● AIM OF THE TASK
Identify the lines that contain the string "this" and copy all of them.

═════ DATA EXTRACT ═════

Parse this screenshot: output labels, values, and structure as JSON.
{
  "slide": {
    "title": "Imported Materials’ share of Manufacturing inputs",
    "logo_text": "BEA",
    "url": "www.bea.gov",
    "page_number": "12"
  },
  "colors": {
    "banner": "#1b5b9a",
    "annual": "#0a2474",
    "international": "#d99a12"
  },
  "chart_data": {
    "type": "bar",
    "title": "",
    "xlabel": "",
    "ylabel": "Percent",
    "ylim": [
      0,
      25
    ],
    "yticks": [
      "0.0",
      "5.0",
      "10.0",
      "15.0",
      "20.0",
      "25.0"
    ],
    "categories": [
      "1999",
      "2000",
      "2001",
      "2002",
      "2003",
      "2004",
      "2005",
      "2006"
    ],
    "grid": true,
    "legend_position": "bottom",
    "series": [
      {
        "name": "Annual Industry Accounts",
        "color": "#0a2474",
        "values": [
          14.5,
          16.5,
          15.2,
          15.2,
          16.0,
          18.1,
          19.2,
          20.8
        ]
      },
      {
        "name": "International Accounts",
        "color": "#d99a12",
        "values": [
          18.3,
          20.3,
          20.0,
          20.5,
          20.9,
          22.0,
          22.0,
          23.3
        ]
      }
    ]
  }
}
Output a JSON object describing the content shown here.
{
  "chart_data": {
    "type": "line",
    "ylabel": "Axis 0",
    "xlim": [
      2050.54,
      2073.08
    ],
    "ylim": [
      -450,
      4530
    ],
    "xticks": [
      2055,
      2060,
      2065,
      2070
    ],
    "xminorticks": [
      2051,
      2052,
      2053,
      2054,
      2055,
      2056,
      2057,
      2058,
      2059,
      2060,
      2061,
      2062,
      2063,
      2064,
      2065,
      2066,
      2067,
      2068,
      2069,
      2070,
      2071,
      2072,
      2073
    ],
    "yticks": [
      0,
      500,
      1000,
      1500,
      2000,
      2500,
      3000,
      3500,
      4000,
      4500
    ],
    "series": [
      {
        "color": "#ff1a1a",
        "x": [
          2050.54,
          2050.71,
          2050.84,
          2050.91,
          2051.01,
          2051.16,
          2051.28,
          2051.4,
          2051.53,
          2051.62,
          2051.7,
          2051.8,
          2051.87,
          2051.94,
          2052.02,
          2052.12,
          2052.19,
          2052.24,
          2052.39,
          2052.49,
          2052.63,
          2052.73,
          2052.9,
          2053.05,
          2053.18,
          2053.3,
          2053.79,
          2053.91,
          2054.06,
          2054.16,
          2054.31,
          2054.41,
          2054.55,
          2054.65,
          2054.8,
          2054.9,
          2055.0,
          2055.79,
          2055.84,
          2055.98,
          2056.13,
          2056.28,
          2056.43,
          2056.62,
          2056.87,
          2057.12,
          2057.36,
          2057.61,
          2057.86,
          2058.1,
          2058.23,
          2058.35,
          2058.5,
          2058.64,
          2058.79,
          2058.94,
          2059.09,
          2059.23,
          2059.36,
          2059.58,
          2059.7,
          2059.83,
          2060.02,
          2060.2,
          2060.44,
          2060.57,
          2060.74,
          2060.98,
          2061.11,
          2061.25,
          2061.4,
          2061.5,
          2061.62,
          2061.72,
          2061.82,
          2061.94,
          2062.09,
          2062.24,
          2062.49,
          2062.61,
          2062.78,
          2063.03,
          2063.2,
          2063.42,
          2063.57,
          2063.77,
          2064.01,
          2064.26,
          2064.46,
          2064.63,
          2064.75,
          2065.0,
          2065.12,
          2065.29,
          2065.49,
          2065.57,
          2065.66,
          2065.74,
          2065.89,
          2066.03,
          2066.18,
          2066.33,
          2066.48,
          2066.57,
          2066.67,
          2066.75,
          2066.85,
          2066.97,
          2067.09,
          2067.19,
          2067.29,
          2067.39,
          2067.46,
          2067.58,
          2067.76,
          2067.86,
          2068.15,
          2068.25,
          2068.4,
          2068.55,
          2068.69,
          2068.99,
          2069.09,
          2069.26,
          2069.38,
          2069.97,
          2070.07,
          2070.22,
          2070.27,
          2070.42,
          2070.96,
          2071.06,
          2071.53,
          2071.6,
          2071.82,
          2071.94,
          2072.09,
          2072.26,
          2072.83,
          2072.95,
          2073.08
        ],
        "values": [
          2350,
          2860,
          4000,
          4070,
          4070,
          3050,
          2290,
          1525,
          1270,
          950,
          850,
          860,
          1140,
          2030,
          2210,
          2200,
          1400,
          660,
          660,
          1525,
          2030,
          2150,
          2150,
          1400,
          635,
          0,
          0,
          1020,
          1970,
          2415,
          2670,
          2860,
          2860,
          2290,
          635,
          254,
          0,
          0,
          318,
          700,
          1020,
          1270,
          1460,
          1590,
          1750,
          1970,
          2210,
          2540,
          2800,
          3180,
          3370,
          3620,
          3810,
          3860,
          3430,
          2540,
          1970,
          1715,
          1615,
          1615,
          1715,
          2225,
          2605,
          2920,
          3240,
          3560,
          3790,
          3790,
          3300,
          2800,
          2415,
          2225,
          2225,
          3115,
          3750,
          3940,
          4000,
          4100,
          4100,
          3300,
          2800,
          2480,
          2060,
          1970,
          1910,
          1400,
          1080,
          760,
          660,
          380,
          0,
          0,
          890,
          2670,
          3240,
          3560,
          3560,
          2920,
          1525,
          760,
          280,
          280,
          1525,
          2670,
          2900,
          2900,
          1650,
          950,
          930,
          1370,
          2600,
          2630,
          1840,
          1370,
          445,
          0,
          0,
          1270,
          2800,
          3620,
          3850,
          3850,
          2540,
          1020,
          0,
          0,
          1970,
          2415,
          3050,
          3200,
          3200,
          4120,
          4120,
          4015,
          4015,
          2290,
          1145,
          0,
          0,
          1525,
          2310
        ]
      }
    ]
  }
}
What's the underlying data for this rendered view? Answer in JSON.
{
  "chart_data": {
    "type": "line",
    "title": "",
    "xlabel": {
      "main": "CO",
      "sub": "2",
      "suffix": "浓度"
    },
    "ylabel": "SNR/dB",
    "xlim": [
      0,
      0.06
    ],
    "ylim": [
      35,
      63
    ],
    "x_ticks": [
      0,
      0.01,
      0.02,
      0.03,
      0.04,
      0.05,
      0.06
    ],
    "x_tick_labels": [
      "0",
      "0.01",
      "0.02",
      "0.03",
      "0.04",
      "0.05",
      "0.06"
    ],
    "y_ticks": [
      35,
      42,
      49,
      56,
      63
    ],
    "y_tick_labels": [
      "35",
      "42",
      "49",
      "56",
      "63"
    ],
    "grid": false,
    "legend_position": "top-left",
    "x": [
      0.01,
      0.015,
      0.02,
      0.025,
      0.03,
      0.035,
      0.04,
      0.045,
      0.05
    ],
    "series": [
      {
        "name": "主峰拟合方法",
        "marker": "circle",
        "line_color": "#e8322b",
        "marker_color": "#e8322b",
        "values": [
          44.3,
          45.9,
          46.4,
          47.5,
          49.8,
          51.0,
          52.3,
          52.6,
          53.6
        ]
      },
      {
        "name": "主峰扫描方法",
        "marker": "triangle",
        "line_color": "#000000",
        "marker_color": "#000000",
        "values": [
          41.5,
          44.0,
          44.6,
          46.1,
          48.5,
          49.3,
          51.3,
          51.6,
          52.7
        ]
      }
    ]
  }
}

═════

● REPLY
Parse this screenshot: output labels, values, and structure as JSON.
What's the underlying data for this rendered view? Answer in JSON.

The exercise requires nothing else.